Problem requirements:
Copy the full set of lines exactly as given.

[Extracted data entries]
——————————

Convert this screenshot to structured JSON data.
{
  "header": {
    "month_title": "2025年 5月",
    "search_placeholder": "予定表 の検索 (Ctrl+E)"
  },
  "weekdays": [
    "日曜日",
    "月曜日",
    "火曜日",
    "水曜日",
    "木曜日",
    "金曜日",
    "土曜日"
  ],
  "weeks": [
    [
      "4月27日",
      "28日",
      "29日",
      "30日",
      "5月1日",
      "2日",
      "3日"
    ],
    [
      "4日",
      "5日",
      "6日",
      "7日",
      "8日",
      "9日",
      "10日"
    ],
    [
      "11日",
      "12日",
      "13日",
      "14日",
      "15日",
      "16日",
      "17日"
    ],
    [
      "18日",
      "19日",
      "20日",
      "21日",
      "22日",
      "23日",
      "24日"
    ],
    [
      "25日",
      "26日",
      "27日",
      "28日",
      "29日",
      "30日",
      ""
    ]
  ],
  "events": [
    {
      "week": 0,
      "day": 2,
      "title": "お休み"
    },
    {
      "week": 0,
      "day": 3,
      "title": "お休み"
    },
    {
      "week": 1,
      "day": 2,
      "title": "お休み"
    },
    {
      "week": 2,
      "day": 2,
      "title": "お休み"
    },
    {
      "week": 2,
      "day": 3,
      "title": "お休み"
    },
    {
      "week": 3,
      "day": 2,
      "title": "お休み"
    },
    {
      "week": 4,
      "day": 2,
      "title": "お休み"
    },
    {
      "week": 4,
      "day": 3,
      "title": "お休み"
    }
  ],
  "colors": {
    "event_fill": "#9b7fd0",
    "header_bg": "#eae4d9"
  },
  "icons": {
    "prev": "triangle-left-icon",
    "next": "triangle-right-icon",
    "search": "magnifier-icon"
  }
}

——————————

Written answer:
Convert this screenshot to structured JSON data.
{
  "header": {
    "month_title": "2025年 5月",
    "search_placeholder": "予定表 の検索 (Ctrl+E)"
  },
  "weekdays": [
    "日曜日",
    "月曜日",
    "火曜日",
    "水曜日",
    "木曜日",
    "金曜日",
    "土曜日"
  ],
  "weeks": [
    [
      "4月27日",
      "28日",
      "29日",
      "30日",
      "5月1日",
      "2日",
      "3日"
    ],
    [
      "4日",
      "5日",
      "6日",
      "7日",
      "8日",
      "9日",
      "10日"
    ],
    [
      "11日",
      "12日",
      "13日",
      "14日",
      "15日",
      "16日",
      "17日"
    ],
    [
      "18日",
      "19日",
      "20日",
      "21日",
      "22日",
      "23日",
      "24日"
    ],
    [
      "25日",
      "26日",
      "27日",
      "28日",
      "29日",
      "30日",
      ""
    ]
  ],
  "events": [
    {
      "week": 0,
      "day": 2,
      "title": "お休み"
    },
    {
      "week": 0,
      "day": 3,
      "title": "お休み"
    },
    {
      "week": 1,
      "day": 2,
      "title": "お休み"
    },
    {
      "week": 2,
      "day": 2,
      "title": "お休み"
    },
    {
      "week": 2,
      "day": 3,
      "title": "お休み"
    },
    {
      "week": 3,
      "day": 2,
      "title": "お休み"
    },
    {
      "week": 4,
      "day": 2,
      "title": "お休み"
    },
    {
      "week": 4,
      "day": 3,
      "title": "お休み"
    }
  ],
  "colors": {
    "event_fill": "#9b7fd0",
    "header_bg": "#eae4d9"
  },
  "icons": {
    "prev": "triangle-left-icon",
    "next": "triangle-right-icon",
    "search": "magnifier-icon"
  }
}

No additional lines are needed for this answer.